:: Required work ::
Write out the records beneath this line exactly as they appear, minus any images.

:: Records contained in a dataset ::
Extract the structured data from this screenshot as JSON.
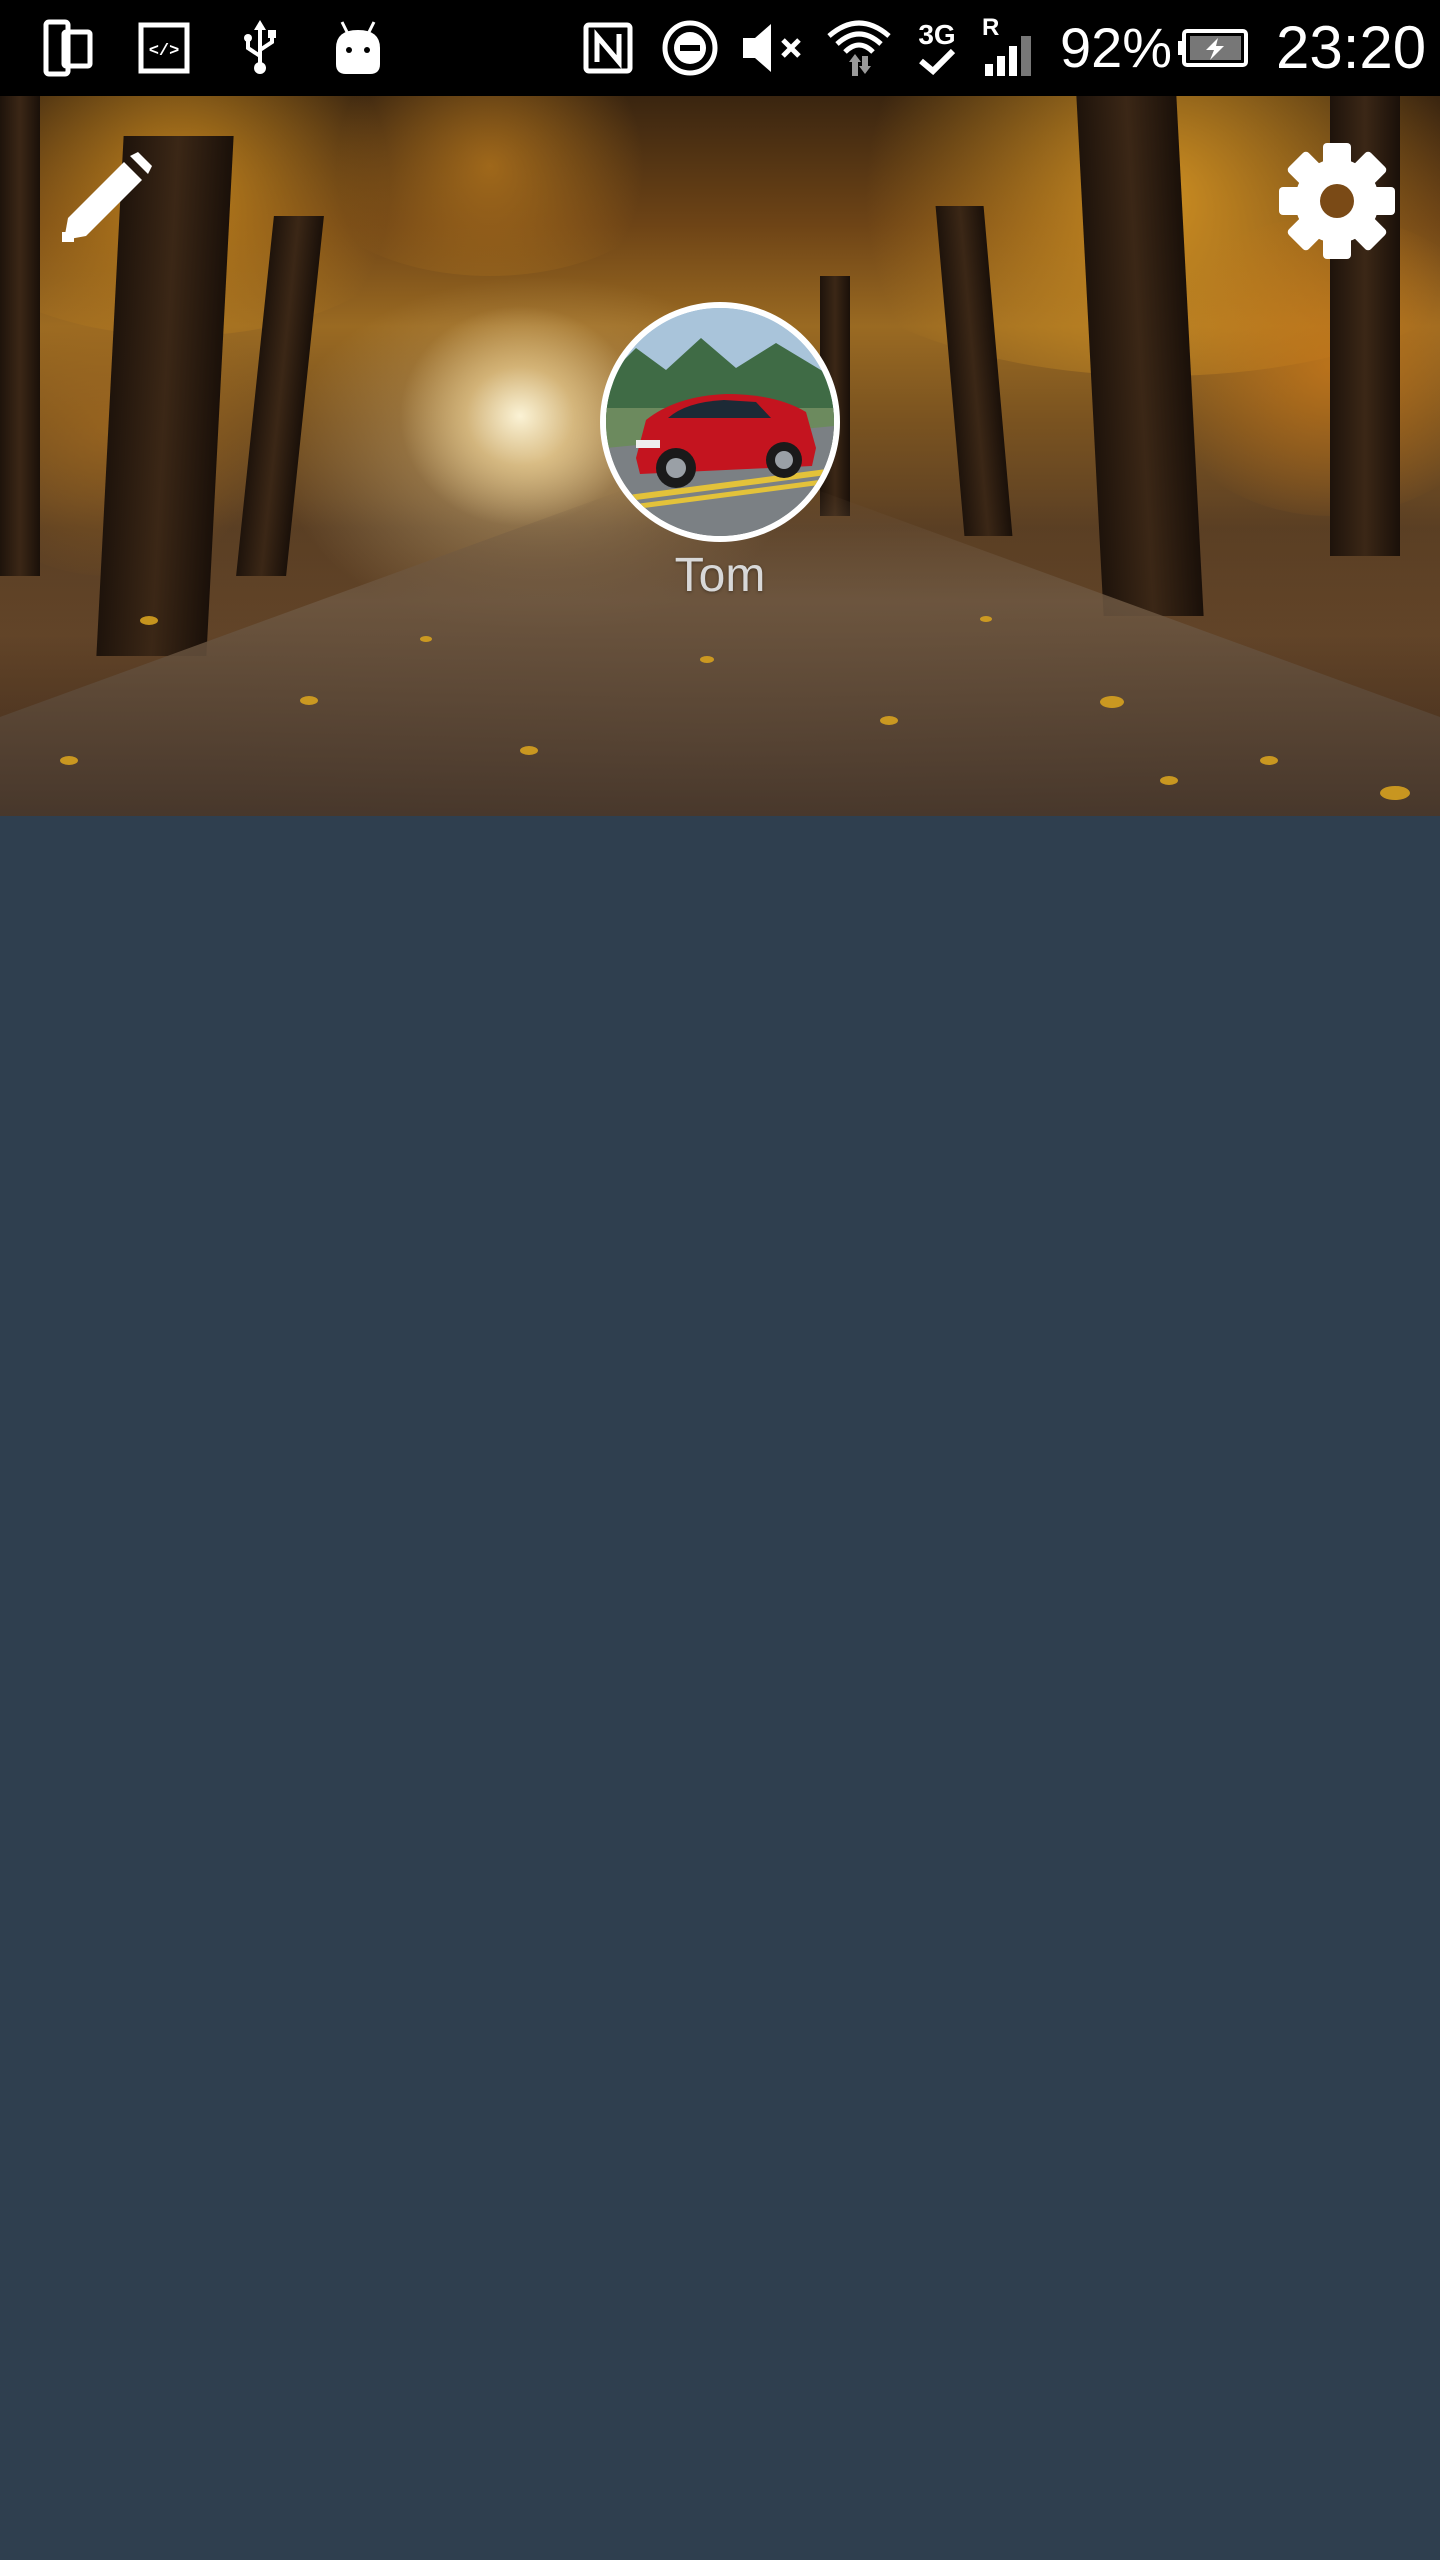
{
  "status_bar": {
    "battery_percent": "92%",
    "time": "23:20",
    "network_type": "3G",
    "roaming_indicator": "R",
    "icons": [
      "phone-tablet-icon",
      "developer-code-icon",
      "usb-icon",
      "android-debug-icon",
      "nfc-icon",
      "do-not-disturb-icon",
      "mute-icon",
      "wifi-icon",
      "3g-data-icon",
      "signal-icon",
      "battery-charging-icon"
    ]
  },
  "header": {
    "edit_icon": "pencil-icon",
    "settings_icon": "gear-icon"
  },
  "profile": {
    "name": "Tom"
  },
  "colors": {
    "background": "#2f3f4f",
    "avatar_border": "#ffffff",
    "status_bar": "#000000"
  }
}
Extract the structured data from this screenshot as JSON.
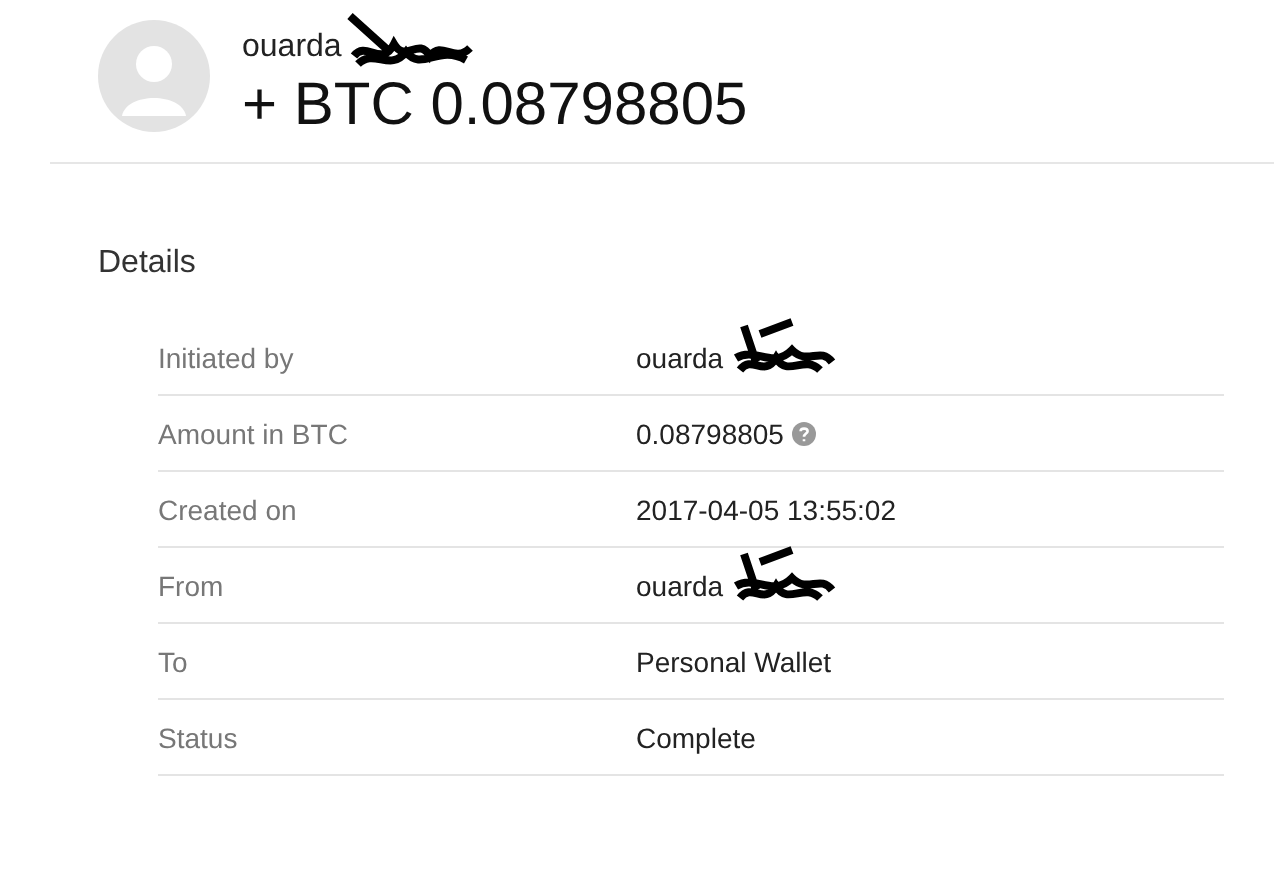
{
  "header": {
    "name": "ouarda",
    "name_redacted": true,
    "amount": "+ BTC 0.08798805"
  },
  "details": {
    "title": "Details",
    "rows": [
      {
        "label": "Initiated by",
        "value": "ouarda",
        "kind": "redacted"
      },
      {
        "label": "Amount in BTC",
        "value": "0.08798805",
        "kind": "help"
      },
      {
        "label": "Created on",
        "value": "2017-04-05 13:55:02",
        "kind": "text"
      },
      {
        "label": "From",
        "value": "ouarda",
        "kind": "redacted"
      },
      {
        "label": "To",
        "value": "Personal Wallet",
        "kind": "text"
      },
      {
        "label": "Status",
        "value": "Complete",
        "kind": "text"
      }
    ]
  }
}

:: Result below ::
Extract the structured data from this screenshot as JSON.
{
  "status_bar": {
    "battery_percent": "92%",
    "time": "23:20",
    "network_type": "3G",
    "roaming_indicator": "R",
    "icons": [
      "phone-tablet-icon",
      "developer-code-icon",
      "usb-icon",
      "android-debug-icon",
      "nfc-icon",
      "do-not-disturb-icon",
      "mute-icon",
      "wifi-icon",
      "3g-data-icon",
      "signal-icon",
      "battery-charging-icon"
    ]
  },
  "header": {
    "edit_icon": "pencil-icon",
    "settings_icon": "gear-icon"
  },
  "profile": {
    "name": "Tom"
  },
  "colors": {
    "background": "#2f3f4f",
    "avatar_border": "#ffffff",
    "status_bar": "#000000"
  }
}
Extract the structured data from this screenshot as JSON.
{
  "header": {
    "name": "ouarda",
    "name_redacted": true,
    "amount": "+ BTC 0.08798805"
  },
  "details": {
    "title": "Details",
    "rows": [
      {
        "label": "Initiated by",
        "value": "ouarda",
        "kind": "redacted"
      },
      {
        "label": "Amount in BTC",
        "value": "0.08798805",
        "kind": "help"
      },
      {
        "label": "Created on",
        "value": "2017-04-05 13:55:02",
        "kind": "text"
      },
      {
        "label": "From",
        "value": "ouarda",
        "kind": "redacted"
      },
      {
        "label": "To",
        "value": "Personal Wallet",
        "kind": "text"
      },
      {
        "label": "Status",
        "value": "Complete",
        "kind": "text"
      }
    ]
  }
}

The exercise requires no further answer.